GIVEN EXERCISE:
Return the items verbatim, from the first line through the line containing "bar xyxy=(668,428,720,433)", inclusive.

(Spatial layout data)
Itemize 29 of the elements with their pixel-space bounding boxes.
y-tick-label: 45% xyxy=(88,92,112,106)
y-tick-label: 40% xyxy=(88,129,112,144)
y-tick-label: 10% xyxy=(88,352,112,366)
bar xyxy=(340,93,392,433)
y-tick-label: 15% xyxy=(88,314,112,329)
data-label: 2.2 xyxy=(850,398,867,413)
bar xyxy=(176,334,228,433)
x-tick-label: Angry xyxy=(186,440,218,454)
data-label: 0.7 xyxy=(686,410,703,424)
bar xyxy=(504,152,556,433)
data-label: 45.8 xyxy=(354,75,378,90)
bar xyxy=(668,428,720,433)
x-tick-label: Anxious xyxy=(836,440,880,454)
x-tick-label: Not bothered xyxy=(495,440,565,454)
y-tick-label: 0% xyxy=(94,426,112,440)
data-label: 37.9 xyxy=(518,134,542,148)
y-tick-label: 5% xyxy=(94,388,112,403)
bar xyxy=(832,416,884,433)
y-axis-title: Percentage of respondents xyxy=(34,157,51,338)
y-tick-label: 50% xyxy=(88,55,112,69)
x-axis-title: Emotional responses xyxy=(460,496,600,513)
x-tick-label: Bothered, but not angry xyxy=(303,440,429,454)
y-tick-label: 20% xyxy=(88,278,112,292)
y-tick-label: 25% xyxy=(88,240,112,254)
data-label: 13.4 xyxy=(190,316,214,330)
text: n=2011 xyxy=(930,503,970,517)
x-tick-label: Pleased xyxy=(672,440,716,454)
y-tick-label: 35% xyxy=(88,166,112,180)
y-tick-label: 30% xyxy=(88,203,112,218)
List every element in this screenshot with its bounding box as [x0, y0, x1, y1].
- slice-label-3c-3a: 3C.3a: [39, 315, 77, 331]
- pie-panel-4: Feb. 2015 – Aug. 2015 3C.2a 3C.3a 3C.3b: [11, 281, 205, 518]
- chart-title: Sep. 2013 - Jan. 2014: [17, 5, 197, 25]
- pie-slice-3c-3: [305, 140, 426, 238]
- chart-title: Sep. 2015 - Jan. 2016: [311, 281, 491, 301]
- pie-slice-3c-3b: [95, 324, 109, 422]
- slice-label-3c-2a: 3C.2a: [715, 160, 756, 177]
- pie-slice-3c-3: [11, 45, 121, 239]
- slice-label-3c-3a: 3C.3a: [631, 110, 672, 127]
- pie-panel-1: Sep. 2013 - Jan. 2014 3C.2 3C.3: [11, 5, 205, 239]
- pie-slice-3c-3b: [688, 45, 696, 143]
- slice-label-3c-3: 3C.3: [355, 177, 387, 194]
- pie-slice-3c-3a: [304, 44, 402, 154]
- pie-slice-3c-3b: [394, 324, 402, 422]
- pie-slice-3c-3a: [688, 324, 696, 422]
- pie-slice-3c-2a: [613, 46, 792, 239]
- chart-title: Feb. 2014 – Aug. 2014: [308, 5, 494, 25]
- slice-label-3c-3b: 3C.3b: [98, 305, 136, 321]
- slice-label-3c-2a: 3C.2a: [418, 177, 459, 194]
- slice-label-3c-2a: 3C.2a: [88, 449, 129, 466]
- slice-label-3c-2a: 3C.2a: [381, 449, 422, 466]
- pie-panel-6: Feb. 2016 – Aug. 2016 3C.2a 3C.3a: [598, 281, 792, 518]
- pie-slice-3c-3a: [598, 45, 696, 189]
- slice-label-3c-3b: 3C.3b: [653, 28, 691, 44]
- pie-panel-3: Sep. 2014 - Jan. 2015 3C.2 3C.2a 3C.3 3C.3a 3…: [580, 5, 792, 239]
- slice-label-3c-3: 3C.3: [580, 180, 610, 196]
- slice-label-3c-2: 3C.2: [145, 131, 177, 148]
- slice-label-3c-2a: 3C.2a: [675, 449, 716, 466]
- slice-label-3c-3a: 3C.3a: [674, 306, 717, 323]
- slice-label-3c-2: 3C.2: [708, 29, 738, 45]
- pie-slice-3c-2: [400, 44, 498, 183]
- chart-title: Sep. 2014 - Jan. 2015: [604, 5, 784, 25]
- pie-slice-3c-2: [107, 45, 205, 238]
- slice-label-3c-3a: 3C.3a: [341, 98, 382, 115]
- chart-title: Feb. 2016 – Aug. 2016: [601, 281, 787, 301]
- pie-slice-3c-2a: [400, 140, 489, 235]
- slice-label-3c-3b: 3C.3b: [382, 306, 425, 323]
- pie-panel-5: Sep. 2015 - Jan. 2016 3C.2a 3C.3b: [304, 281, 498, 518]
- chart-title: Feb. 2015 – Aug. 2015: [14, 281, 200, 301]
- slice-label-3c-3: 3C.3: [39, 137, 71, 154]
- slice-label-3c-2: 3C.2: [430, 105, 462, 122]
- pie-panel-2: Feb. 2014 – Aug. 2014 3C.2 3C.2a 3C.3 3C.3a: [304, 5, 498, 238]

CORRECT RESULT:
Itemize 29 of the elements with their pixel-space bounding boxes.
y-tick-label: 45% xyxy=(88,92,112,106)
y-tick-label: 40% xyxy=(88,129,112,144)
y-tick-label: 10% xyxy=(88,352,112,366)
bar xyxy=(340,93,392,433)
y-tick-label: 15% xyxy=(88,314,112,329)
data-label: 2.2 xyxy=(850,398,867,413)
bar xyxy=(176,334,228,433)
x-tick-label: Angry xyxy=(186,440,218,454)
data-label: 0.7 xyxy=(686,410,703,424)
bar xyxy=(504,152,556,433)
data-label: 45.8 xyxy=(354,75,378,90)
bar xyxy=(668,428,720,433)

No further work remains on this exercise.